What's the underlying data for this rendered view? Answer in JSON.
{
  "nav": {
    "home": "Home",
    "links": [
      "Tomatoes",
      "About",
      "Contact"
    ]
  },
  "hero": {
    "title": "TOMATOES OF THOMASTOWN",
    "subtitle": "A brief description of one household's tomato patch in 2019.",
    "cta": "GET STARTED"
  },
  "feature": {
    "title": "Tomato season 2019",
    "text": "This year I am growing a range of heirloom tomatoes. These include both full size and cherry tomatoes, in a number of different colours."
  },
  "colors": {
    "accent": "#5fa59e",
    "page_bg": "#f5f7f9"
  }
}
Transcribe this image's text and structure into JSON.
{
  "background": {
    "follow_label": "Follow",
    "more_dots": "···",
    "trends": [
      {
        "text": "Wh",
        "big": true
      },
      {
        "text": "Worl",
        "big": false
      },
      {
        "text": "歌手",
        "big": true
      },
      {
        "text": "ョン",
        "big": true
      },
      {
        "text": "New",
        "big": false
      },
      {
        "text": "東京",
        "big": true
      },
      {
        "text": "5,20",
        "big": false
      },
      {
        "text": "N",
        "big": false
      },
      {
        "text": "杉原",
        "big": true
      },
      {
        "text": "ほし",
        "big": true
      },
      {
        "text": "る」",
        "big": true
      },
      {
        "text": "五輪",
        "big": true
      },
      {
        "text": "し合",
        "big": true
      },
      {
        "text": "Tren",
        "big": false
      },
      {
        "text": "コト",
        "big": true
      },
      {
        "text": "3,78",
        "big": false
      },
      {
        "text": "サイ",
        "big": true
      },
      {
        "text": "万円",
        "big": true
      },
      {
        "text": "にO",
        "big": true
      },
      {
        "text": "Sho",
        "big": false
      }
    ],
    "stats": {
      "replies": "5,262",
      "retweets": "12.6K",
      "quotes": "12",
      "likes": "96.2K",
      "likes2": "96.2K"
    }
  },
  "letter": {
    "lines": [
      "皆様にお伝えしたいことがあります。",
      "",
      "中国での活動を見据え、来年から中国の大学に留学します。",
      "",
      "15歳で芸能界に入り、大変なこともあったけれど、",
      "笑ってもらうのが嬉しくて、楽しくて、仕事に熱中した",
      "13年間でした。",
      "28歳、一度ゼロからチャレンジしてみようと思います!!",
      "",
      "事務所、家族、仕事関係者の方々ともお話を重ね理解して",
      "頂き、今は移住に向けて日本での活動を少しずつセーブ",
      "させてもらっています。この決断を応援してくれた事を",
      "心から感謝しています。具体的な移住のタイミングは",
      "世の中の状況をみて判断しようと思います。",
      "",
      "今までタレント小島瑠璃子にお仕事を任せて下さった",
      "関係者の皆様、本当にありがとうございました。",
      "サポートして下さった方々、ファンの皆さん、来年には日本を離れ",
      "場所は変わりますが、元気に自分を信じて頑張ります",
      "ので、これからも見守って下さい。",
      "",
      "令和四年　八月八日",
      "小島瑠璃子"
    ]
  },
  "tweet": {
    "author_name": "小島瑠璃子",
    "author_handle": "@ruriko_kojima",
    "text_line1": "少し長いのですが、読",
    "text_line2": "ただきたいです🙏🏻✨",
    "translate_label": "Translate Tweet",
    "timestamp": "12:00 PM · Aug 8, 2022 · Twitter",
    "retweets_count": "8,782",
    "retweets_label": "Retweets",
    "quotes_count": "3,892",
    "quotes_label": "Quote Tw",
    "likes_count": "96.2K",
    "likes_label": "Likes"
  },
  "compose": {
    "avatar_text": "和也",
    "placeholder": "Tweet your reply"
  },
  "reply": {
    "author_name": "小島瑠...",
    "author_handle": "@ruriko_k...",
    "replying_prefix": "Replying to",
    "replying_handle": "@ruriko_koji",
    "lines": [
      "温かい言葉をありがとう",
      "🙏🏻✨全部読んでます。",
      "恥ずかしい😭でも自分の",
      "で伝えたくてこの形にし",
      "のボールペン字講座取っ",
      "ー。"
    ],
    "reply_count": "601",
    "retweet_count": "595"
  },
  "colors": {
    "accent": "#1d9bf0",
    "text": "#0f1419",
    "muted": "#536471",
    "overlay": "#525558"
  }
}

**JOB:**
Each record above should be restated word for word.

**EXERCISE RESULT:**
What's the underlying data for this rendered view? Answer in JSON.
{
  "nav": {
    "home": "Home",
    "links": [
      "Tomatoes",
      "About",
      "Contact"
    ]
  },
  "hero": {
    "title": "TOMATOES OF THOMASTOWN",
    "subtitle": "A brief description of one household's tomato patch in 2019.",
    "cta": "GET STARTED"
  },
  "feature": {
    "title": "Tomato season 2019",
    "text": "This year I am growing a range of heirloom tomatoes. These include both full size and cherry tomatoes, in a number of different colours."
  },
  "colors": {
    "accent": "#5fa59e",
    "page_bg": "#f5f7f9"
  }
}
Transcribe this image's text and structure into JSON.
{
  "background": {
    "follow_label": "Follow",
    "more_dots": "···",
    "trends": [
      {
        "text": "Wh",
        "big": true
      },
      {
        "text": "Worl",
        "big": false
      },
      {
        "text": "歌手",
        "big": true
      },
      {
        "text": "ョン",
        "big": true
      },
      {
        "text": "New",
        "big": false
      },
      {
        "text": "東京",
        "big": true
      },
      {
        "text": "5,20",
        "big": false
      },
      {
        "text": "N",
        "big": false
      },
      {
        "text": "杉原",
        "big": true
      },
      {
        "text": "ほし",
        "big": true
      },
      {
        "text": "る」",
        "big": true
      },
      {
        "text": "五輪",
        "big": true
      },
      {
        "text": "し合",
        "big": true
      },
      {
        "text": "Tren",
        "big": false
      },
      {
        "text": "コト",
        "big": true
      },
      {
        "text": "3,78",
        "big": false
      },
      {
        "text": "サイ",
        "big": true
      },
      {
        "text": "万円",
        "big": true
      },
      {
        "text": "にO",
        "big": true
      },
      {
        "text": "Sho",
        "big": false
      }
    ],
    "stats": {
      "replies": "5,262",
      "retweets": "12.6K",
      "quotes": "12",
      "likes": "96.2K",
      "likes2": "96.2K"
    }
  },
  "letter": {
    "lines": [
      "皆様にお伝えしたいことがあります。",
      "",
      "中国での活動を見据え、来年から中国の大学に留学します。",
      "",
      "15歳で芸能界に入り、大変なこともあったけれど、",
      "笑ってもらうのが嬉しくて、楽しくて、仕事に熱中した",
      "13年間でした。",
      "28歳、一度ゼロからチャレンジしてみようと思います!!",
      "",
      "事務所、家族、仕事関係者の方々ともお話を重ね理解して",
      "頂き、今は移住に向けて日本での活動を少しずつセーブ",
      "させてもらっています。この決断を応援してくれた事を",
      "心から感謝しています。具体的な移住のタイミングは",
      "世の中の状況をみて判断しようと思います。",
      "",
      "今までタレント小島瑠璃子にお仕事を任せて下さった",
      "関係者の皆様、本当にありがとうございました。",
      "サポートして下さった方々、ファンの皆さん、来年には日本を離れ",
      "場所は変わりますが、元気に自分を信じて頑張ります",
      "ので、これからも見守って下さい。",
      "",
      "令和四年　八月八日",
      "小島瑠璃子"
    ]
  },
  "tweet": {
    "author_name": "小島瑠璃子",
    "author_handle": "@ruriko_kojima",
    "text_line1": "少し長いのですが、読",
    "text_line2": "ただきたいです🙏🏻✨",
    "translate_label": "Translate Tweet",
    "timestamp": "12:00 PM · Aug 8, 2022 · Twitter",
    "retweets_count": "8,782",
    "retweets_label": "Retweets",
    "quotes_count": "3,892",
    "quotes_label": "Quote Tw",
    "likes_count": "96.2K",
    "likes_label": "Likes"
  },
  "compose": {
    "avatar_text": "和也",
    "placeholder": "Tweet your reply"
  },
  "reply": {
    "author_name": "小島瑠...",
    "author_handle": "@ruriko_k...",
    "replying_prefix": "Replying to",
    "replying_handle": "@ruriko_koji",
    "lines": [
      "温かい言葉をありがとう",
      "🙏🏻✨全部読んでます。",
      "恥ずかしい😭でも自分の",
      "で伝えたくてこの形にし",
      "のボールペン字講座取っ",
      "ー。"
    ],
    "reply_count": "601",
    "retweet_count": "595"
  },
  "colors": {
    "accent": "#1d9bf0",
    "text": "#0f1419",
    "muted": "#536471",
    "overlay": "#525558"
  }
}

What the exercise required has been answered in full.